Exercise brief → Records follow. Pull out every line that contains "Compton".

[start]

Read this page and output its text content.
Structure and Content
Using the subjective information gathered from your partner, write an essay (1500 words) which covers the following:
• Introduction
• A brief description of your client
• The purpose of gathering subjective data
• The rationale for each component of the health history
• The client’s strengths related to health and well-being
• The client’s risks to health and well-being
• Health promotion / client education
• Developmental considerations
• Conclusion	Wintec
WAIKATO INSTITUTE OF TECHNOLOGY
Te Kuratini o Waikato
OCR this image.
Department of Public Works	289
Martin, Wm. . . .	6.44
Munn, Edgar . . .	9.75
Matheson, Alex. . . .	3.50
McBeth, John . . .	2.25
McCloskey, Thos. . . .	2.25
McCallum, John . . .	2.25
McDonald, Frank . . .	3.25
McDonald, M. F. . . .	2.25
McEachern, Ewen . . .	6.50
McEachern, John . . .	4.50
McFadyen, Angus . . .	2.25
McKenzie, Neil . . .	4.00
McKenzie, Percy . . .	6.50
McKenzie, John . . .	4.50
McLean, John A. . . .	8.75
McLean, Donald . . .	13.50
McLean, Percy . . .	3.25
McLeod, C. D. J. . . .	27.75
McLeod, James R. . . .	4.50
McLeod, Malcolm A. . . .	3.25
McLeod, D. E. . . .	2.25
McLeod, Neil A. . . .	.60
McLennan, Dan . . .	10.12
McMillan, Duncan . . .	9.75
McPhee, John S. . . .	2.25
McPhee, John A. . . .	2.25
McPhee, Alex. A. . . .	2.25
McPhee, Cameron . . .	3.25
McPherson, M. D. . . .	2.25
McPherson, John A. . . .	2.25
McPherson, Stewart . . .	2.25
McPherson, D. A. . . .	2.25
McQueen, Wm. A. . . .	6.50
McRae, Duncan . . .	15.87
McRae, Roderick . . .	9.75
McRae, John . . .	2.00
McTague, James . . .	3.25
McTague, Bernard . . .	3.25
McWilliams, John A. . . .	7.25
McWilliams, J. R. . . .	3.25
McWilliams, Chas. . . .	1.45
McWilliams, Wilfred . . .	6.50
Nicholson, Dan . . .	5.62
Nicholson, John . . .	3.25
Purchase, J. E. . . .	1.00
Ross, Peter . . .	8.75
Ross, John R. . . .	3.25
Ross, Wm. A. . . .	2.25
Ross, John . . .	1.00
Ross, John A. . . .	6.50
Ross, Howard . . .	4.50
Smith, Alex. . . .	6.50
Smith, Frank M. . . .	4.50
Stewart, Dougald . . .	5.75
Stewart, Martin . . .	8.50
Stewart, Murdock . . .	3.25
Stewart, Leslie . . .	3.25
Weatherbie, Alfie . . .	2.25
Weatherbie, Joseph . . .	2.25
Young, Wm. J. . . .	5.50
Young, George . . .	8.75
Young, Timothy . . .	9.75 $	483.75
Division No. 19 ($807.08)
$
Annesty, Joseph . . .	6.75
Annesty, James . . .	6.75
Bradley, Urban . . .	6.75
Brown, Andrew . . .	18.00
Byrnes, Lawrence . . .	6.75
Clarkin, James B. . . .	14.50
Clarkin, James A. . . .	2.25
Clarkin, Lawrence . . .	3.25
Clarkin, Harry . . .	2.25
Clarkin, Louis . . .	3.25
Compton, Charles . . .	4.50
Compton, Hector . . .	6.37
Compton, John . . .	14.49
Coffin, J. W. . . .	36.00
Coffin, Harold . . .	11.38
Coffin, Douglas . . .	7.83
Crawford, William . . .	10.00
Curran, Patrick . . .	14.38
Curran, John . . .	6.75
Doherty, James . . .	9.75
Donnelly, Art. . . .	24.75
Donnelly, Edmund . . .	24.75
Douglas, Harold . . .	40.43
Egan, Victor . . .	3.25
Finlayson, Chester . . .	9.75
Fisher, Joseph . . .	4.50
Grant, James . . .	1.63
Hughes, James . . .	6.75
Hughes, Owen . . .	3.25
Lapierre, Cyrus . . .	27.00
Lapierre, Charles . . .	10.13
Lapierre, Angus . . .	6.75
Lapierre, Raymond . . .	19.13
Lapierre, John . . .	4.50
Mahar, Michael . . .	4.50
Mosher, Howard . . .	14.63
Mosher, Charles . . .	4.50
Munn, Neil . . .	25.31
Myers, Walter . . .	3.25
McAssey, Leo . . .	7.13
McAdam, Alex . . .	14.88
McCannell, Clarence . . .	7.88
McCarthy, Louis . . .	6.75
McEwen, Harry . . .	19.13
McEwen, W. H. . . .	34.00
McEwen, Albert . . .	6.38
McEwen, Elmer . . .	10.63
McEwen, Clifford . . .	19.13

[end]

Solution to this problem →
Compton, Charles . . .	4.50
Compton, Hector . . .	6.37
Compton, John . . .	14.49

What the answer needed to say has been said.